◆ **GIVEN RECORDS**:
·····
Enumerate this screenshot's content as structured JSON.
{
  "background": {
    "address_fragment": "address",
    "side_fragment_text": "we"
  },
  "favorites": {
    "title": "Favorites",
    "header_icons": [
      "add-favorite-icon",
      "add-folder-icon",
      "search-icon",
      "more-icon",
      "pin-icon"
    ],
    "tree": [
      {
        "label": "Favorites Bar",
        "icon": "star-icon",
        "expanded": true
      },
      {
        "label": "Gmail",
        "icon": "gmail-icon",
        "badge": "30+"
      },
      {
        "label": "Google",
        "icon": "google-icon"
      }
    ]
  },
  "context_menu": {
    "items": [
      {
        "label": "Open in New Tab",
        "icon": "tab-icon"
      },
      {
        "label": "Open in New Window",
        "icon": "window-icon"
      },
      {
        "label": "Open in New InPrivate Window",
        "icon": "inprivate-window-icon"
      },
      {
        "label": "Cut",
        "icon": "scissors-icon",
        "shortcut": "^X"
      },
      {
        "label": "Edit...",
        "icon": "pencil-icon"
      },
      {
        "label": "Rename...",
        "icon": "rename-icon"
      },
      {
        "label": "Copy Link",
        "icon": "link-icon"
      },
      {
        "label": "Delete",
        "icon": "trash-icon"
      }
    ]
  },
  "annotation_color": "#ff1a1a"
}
·····
◆ **TASK TO CARRY OUT**: Every line of the material must be returned exactly as it appears.

◆ **THE REPLY**:
Enumerate this screenshot's content as structured JSON.
{
  "background": {
    "address_fragment": "address",
    "side_fragment_text": "we"
  },
  "favorites": {
    "title": "Favorites",
    "header_icons": [
      "add-favorite-icon",
      "add-folder-icon",
      "search-icon",
      "more-icon",
      "pin-icon"
    ],
    "tree": [
      {
        "label": "Favorites Bar",
        "icon": "star-icon",
        "expanded": true
      },
      {
        "label": "Gmail",
        "icon": "gmail-icon",
        "badge": "30+"
      },
      {
        "label": "Google",
        "icon": "google-icon"
      }
    ]
  },
  "context_menu": {
    "items": [
      {
        "label": "Open in New Tab",
        "icon": "tab-icon"
      },
      {
        "label": "Open in New Window",
        "icon": "window-icon"
      },
      {
        "label": "Open in New InPrivate Window",
        "icon": "inprivate-window-icon"
      },
      {
        "label": "Cut",
        "icon": "scissors-icon",
        "shortcut": "^X"
      },
      {
        "label": "Edit...",
        "icon": "pencil-icon"
      },
      {
        "label": "Rename...",
        "icon": "rename-icon"
      },
      {
        "label": "Copy Link",
        "icon": "link-icon"
      },
      {
        "label": "Delete",
        "icon": "trash-icon"
      }
    ]
  },
  "annotation_color": "#ff1a1a"
}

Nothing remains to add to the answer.